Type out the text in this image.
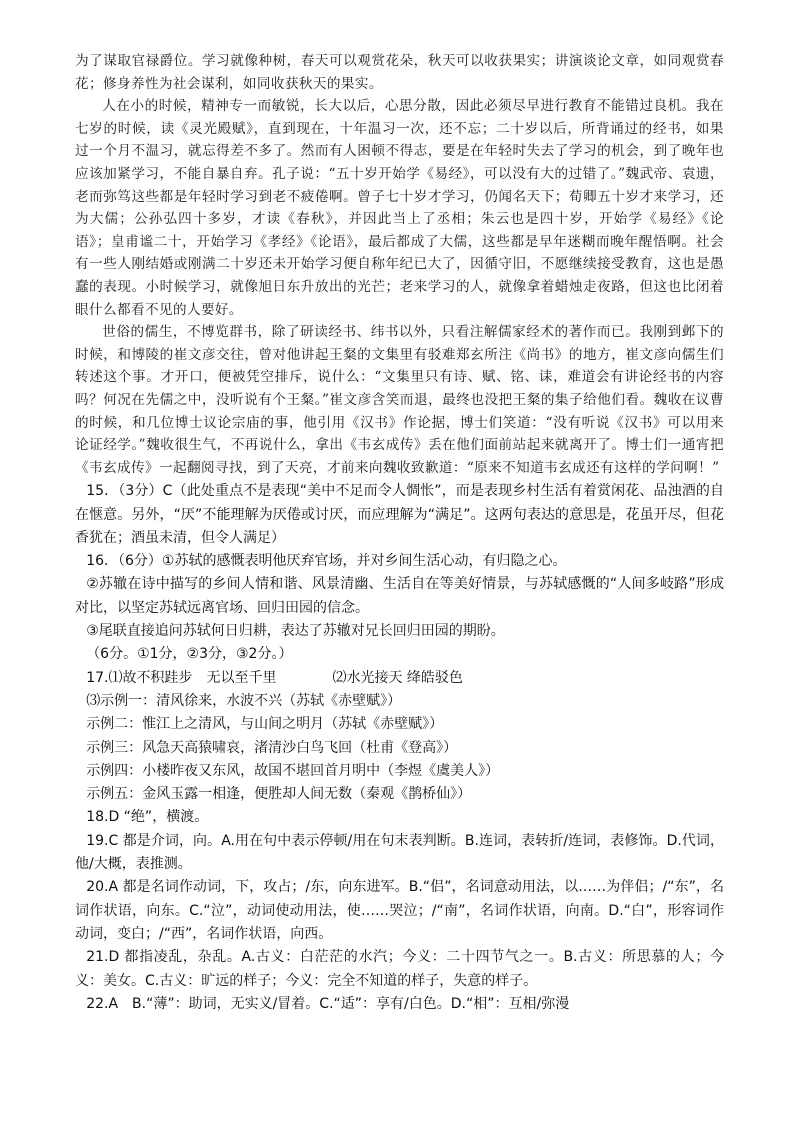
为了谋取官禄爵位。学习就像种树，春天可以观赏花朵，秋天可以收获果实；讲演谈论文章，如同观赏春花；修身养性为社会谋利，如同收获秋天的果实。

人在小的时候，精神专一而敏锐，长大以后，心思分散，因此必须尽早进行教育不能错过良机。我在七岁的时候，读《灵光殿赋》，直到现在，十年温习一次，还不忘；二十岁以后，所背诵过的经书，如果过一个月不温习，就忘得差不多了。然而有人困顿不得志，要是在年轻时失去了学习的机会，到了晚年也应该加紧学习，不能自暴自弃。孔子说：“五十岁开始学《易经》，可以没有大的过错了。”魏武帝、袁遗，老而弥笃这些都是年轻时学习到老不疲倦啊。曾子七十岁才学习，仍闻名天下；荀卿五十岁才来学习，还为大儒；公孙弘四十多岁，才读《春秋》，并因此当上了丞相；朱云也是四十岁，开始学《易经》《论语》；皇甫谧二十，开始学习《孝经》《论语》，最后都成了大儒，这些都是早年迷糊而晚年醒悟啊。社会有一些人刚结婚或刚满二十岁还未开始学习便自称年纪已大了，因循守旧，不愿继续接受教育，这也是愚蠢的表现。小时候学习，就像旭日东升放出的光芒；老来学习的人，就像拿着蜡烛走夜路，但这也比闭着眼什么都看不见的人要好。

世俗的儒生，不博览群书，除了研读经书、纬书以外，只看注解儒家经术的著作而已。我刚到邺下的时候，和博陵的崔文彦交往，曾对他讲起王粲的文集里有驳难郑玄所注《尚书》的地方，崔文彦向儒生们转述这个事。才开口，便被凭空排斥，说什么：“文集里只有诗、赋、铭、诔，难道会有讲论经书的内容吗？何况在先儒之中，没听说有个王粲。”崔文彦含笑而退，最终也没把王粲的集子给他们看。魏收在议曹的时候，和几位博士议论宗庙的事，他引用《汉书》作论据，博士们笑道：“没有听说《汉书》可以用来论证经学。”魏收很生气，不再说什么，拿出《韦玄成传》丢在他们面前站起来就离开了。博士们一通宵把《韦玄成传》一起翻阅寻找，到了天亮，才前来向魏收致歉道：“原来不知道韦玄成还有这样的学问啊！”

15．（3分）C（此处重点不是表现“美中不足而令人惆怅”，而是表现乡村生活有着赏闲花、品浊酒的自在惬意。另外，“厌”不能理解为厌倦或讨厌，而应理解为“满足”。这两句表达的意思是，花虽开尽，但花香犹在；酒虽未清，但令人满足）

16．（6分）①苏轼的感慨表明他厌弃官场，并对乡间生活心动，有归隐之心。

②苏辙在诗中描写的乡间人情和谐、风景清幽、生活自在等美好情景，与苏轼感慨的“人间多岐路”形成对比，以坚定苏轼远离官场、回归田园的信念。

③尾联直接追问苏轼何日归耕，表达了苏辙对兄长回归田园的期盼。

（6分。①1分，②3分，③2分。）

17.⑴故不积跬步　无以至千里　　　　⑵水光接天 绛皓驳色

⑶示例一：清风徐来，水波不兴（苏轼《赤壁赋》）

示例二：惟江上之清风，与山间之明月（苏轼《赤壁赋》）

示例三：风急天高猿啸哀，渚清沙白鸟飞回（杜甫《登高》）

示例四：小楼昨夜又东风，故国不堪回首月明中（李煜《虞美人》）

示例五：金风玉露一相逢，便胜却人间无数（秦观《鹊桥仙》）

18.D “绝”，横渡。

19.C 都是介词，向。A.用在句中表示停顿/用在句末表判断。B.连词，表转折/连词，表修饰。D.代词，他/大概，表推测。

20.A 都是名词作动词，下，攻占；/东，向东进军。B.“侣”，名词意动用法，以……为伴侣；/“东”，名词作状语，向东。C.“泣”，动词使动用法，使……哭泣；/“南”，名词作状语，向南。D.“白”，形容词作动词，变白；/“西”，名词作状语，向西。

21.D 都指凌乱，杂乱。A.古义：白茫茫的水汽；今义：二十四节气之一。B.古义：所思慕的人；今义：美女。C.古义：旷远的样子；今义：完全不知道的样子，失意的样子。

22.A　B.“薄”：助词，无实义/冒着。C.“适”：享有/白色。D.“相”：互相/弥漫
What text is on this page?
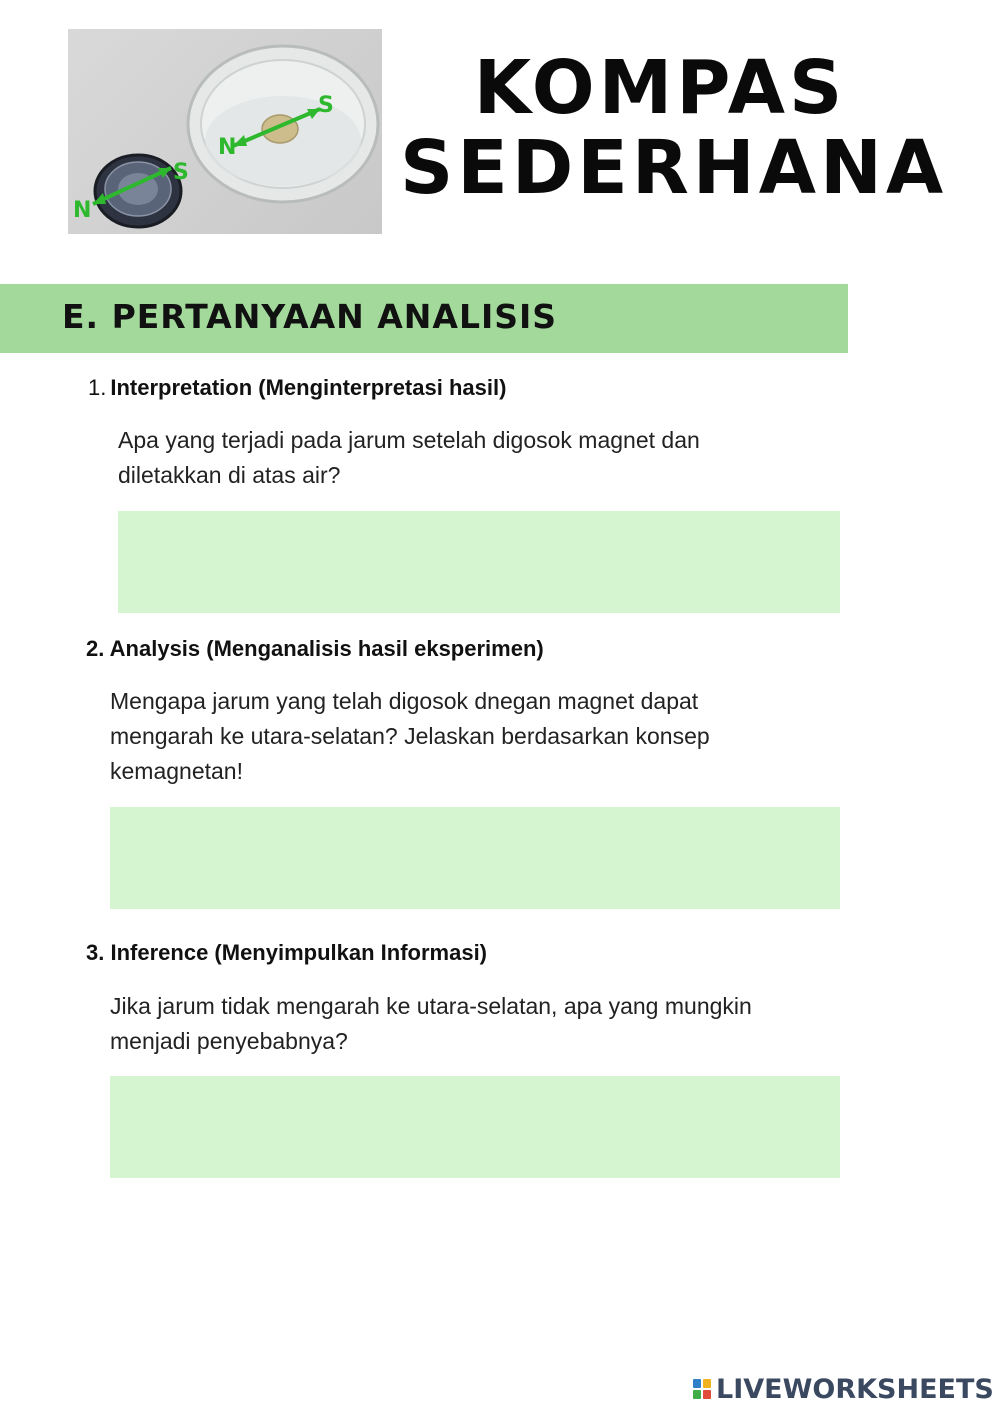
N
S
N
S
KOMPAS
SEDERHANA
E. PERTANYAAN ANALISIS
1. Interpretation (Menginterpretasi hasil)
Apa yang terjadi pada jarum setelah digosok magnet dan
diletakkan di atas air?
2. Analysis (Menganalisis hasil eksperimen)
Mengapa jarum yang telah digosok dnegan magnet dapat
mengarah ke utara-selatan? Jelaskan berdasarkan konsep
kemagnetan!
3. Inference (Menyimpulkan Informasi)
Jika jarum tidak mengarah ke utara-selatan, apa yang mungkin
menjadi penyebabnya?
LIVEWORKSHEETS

══════

__Exercise__:
Leaving the pictures aside, transcribe the entire listing exactly.

__Solution for this task__:
Type out the text in this image.
为了谋取官禄爵位。学习就像种树，春天可以观赏花朵，秋天可以收获果实；讲演谈论文章，如同观赏春花；修身养性为社会谋利，如同收获秋天的果实。

人在小的时候，精神专一而敏锐，长大以后，心思分散，因此必须尽早进行教育不能错过良机。我在七岁的时候，读《灵光殿赋》，直到现在，十年温习一次，还不忘；二十岁以后，所背诵过的经书，如果过一个月不温习，就忘得差不多了。然而有人困顿不得志，要是在年轻时失去了学习的机会，到了晚年也应该加紧学习，不能自暴自弃。孔子说：“五十岁开始学《易经》，可以没有大的过错了。”魏武帝、袁遗，老而弥笃这些都是年轻时学习到老不疲倦啊。曾子七十岁才学习，仍闻名天下；荀卿五十岁才来学习，还为大儒；公孙弘四十多岁，才读《春秋》，并因此当上了丞相；朱云也是四十岁，开始学《易经》《论语》；皇甫谧二十，开始学习《孝经》《论语》，最后都成了大儒，这些都是早年迷糊而晚年醒悟啊。社会有一些人刚结婚或刚满二十岁还未开始学习便自称年纪已大了，因循守旧，不愿继续接受教育，这也是愚蠢的表现。小时候学习，就像旭日东升放出的光芒；老来学习的人，就像拿着蜡烛走夜路，但这也比闭着眼什么都看不见的人要好。

世俗的儒生，不博览群书，除了研读经书、纬书以外，只看注解儒家经术的著作而已。我刚到邺下的时候，和博陵的崔文彦交往，曾对他讲起王粲的文集里有驳难郑玄所注《尚书》的地方，崔文彦向儒生们转述这个事。才开口，便被凭空排斥，说什么：“文集里只有诗、赋、铭、诔，难道会有讲论经书的内容吗？何况在先儒之中，没听说有个王粲。”崔文彦含笑而退，最终也没把王粲的集子给他们看。魏收在议曹的时候，和几位博士议论宗庙的事，他引用《汉书》作论据，博士们笑道：“没有听说《汉书》可以用来论证经学。”魏收很生气，不再说什么，拿出《韦玄成传》丢在他们面前站起来就离开了。博士们一通宵把《韦玄成传》一起翻阅寻找，到了天亮，才前来向魏收致歉道：“原来不知道韦玄成还有这样的学问啊！”

15．（3分）C（此处重点不是表现“美中不足而令人惆怅”，而是表现乡村生活有着赏闲花、品浊酒的自在惬意。另外，“厌”不能理解为厌倦或讨厌，而应理解为“满足”。这两句表达的意思是，花虽开尽，但花香犹在；酒虽未清，但令人满足）

16．（6分）①苏轼的感慨表明他厌弃官场，并对乡间生活心动，有归隐之心。

②苏辙在诗中描写的乡间人情和谐、风景清幽、生活自在等美好情景，与苏轼感慨的“人间多岐路”形成对比，以坚定苏轼远离官场、回归田园的信念。

③尾联直接追问苏轼何日归耕，表达了苏辙对兄长回归田园的期盼。

（6分。①1分，②3分，③2分。）

17.⑴故不积跬步　无以至千里　　　　⑵水光接天 绛皓驳色

⑶示例一：清风徐来，水波不兴（苏轼《赤壁赋》）

示例二：惟江上之清风，与山间之明月（苏轼《赤壁赋》）

示例三：风急天高猿啸哀，渚清沙白鸟飞回（杜甫《登高》）

示例四：小楼昨夜又东风，故国不堪回首月明中（李煜《虞美人》）

示例五：金风玉露一相逢，便胜却人间无数（秦观《鹊桥仙》）

18.D “绝”，横渡。

19.C 都是介词，向。A.用在句中表示停顿/用在句末表判断。B.连词，表转折/连词，表修饰。D.代词，他/大概，表推测。

20.A 都是名词作动词，下，攻占；/东，向东进军。B.“侣”，名词意动用法，以……为伴侣；/“东”，名词作状语，向东。C.“泣”，动词使动用法，使……哭泣；/“南”，名词作状语，向南。D.“白”，形容词作动词，变白；/“西”，名词作状语，向西。

21.D 都指凌乱，杂乱。A.古义：白茫茫的水汽；今义：二十四节气之一。B.古义：所思慕的人；今义：美女。C.古义：旷远的样子；今义：完全不知道的样子，失意的样子。

22.A　B.“薄”：助词，无实义/冒着。C.“适”：享有/白色。D.“相”：互相/弥漫
What text is on this page?
N
S
N
S
KOMPAS
SEDERHANA
E. PERTANYAAN ANALISIS
1. Interpretation (Menginterpretasi hasil)
Apa yang terjadi pada jarum setelah digosok magnet dan
diletakkan di atas air?
2. Analysis (Menganalisis hasil eksperimen)
Mengapa jarum yang telah digosok dnegan magnet dapat
mengarah ke utara-selatan? Jelaskan berdasarkan konsep
kemagnetan!
3. Inference (Menyimpulkan Informasi)
Jika jarum tidak mengarah ke utara-selatan, apa yang mungkin
menjadi penyebabnya?
LIVEWORKSHEETS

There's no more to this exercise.